# Work order A
Please copy the fishing trip story word for word, everything from "Two hours passed" down to "bent almost immediately.".
# Work order B
In the fishing trip story, where was the second fishing spot?
# Work order C
Extend the fishing trip story past its final sentence.

# Passage to read
--- START ---

I remember thinking how quickly disappointment can take the wind out of a kid’s sails. To be honest, I was concerned.
The captain stood waiting outside. There was no formal introduction and no rundown of the day. We loaded our gear into the back of the truck, and with a simple nod, we all climbed in.
The drive was quiet. We turned off the interstate and stopped near a fence. On the other side was a narrow canal that looked more like a drainage ditch than a fishery. That was the moment the doubt really settled in.
A Jon boat.
A bucket of minnows.
A roadside canal.
The boat slid into the water, a minnow went out, and the adventure officially began.

Fish after fish came to the boat. Peacock bass in the three to five pound range mixed with solid largemouth bass. Fish chased bait to the surface and launched themselves clear of the water. My boys were laughing, shouting, comparing every catch. There were no scales. No measurements. It did not matter… Well, it always matters; but no time for that!
Two hours passed without any of us noticing. Even though none of us were ready to stop, the guide said he had another spot, one even better than the first. We loaded the jon boat back into the truck and headed out again.
The next stop was even harder to believe. An industrial parking lot with a pond hidden behind it, the kind of place you would drive past without slowing down. Once again the boat went in. Once again the rods bent almost immediately.

--- END ---

# Information
--- START ---

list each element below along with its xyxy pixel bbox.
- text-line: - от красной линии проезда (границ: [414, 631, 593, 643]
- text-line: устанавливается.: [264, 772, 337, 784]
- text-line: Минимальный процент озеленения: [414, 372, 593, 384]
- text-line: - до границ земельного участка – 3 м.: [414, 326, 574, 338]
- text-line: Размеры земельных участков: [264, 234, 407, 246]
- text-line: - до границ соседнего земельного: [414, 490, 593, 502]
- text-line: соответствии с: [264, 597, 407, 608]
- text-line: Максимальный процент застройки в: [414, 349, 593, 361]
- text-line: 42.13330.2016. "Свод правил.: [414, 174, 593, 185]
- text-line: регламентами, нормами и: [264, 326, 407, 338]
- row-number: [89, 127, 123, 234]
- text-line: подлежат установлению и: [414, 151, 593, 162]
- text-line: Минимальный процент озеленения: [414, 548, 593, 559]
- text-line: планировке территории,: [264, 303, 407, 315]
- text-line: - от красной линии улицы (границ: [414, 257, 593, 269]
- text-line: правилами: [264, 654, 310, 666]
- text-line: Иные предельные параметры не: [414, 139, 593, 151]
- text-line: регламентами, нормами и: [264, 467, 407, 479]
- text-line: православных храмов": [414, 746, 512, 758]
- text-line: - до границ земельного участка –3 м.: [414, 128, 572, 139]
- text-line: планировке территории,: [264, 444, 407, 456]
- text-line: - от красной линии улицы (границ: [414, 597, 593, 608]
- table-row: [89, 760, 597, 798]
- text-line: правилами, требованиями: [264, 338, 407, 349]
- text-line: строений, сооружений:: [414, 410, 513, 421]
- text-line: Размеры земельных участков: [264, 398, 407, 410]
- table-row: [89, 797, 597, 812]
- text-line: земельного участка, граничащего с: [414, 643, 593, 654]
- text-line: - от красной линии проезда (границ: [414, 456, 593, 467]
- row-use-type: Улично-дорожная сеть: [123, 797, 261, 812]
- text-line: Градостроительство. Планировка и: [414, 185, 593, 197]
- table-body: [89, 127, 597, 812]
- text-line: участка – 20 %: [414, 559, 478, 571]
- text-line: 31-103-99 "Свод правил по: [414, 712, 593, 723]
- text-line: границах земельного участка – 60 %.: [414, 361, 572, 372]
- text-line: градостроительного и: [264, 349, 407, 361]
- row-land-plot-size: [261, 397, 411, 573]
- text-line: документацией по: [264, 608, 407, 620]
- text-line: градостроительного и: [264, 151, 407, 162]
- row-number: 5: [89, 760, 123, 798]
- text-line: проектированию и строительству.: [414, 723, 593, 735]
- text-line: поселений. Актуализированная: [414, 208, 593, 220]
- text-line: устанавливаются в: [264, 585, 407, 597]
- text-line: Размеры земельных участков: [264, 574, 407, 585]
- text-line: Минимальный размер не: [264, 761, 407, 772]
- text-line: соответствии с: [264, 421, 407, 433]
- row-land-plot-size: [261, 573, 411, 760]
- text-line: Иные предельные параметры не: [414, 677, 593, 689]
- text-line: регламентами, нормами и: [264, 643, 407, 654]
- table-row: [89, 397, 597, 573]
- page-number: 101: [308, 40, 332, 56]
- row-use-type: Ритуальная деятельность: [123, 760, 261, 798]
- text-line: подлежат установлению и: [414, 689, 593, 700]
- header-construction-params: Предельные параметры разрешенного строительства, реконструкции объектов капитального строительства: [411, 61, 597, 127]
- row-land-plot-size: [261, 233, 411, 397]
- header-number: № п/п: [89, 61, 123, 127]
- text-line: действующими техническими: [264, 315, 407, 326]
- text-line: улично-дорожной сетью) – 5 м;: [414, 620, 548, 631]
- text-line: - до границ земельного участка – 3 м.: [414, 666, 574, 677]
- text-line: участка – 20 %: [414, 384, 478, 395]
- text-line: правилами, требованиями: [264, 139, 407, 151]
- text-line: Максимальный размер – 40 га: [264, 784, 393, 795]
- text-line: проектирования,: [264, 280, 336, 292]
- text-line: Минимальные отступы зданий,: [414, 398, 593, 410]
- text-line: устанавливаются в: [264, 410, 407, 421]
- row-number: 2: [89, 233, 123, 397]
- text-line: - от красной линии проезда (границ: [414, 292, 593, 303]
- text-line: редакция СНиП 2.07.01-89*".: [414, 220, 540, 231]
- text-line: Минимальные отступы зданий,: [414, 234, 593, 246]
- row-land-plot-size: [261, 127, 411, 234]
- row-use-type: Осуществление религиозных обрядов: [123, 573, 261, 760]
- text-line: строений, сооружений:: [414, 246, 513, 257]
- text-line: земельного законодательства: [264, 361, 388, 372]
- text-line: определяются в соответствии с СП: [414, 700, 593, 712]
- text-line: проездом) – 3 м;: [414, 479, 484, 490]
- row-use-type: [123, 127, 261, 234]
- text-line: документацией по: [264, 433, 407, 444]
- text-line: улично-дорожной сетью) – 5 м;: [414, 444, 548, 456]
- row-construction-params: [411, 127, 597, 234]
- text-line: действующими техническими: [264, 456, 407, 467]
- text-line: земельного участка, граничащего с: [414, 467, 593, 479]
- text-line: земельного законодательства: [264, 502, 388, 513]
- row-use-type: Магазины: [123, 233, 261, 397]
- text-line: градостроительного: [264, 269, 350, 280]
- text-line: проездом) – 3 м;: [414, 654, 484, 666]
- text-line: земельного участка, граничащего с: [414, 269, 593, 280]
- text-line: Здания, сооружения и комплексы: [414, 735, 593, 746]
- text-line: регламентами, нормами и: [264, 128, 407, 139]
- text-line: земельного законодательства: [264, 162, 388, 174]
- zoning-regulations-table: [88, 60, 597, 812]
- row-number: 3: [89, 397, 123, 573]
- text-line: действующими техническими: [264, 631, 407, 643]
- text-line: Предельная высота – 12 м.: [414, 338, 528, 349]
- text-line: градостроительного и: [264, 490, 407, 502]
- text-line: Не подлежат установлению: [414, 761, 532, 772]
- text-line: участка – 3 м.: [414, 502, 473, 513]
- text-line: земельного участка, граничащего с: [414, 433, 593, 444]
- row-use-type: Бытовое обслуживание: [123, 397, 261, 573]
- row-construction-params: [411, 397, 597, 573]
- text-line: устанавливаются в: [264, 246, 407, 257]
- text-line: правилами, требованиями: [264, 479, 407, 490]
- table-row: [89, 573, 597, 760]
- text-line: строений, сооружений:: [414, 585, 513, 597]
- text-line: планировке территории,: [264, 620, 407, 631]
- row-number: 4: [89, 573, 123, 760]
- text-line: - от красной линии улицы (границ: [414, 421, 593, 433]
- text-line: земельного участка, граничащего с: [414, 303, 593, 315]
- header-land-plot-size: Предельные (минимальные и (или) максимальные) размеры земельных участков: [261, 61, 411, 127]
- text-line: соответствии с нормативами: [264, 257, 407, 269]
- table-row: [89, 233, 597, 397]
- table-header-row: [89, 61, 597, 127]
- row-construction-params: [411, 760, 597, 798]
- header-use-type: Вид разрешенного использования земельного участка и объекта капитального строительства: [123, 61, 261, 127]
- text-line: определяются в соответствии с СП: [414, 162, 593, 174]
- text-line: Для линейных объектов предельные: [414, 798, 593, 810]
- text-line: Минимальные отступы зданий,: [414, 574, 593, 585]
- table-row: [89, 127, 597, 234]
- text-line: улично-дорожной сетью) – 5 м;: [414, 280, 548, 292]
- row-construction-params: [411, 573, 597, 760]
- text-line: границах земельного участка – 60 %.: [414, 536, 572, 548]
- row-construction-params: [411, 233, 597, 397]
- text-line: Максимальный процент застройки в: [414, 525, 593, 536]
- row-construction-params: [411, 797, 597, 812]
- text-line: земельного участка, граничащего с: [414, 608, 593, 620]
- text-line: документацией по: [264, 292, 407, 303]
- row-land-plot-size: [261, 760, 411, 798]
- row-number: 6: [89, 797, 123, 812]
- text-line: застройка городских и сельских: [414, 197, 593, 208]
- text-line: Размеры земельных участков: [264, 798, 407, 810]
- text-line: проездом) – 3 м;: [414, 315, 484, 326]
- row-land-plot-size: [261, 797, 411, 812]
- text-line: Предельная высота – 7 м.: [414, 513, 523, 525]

--- END ---

# Expected answer A
Two hours passed without any of us noticing. Even though none of us were ready to stop, the guide said he had another spot, one even better than the first. We loaded the jon boat back into the truck and headed out again.
The next stop was even harder to believe. An industrial parking lot with a pond hidden behind it, the kind of place you would drive past without slowing down. Once again the boat went in. Once again the rods bent almost immediately.

# Expected answer B
A pond hidden behind an industrial parking lot.

# Expected answer C
This time the fish were bigger. Stronger. About an hour in, I hooked something that stayed deep and pulled hard, peeling drag and refusing to surface. I was sure this was the giant peacock bass we had all been hoping for.
When it finally came up, everything stopped.
Snakehead.
Thick bodied. Powerful. Staring back at us like it belonged exactly where it was. The boys leaned in close, wide eyed. This was real, and unbelievably cool.
If the day had ended there, it would have been enough.
But there was one more stop.
We loaded the boat back into the truck and headed out one final time.
We pulled into a quiet neighborhood lined with massive homes and trimmed hedges. A small opening led to a beautiful pond with a fountain in the center. No boat this time. Just rods, minnows, and calm water.
Every cast produced something. Peacock bass. Largemouth bass. Bluegill. Cichlids. We were told to stay near the opening and fish around the fountain.
Then I heard my oldest yell, “I got him.”

As I got closer, I realized he had hooked the largest iguana I had ever seen in person. It leaped into the water and the fight continued. Thrashing. Swimming. Drag pulling. For five minutes he chased and fought this baby dinosaur, then spent nearly as much time figuring out how to get it out of the water and wrangle it long enough for a picture. He was completely locked in.
With the all important photos finally taken, he released it carefully. After a lightning quick run and a graceful belly slide, the iguana disappeared back into the water, leaving us standing in awe.
When it was over, he smiled, rod still in hand.
It was moments like this, scattered throughout the day, that reminded me what it was all really about.
It was never just the fish. It was about showing my boys that fishing is more than locations or species. It is curiosity and patience. It is the willingness to try something unfamiliar and trust that the water will teach you something if you give it the time. It was watching them learn that the best days on the water rarely look the way you expect them to.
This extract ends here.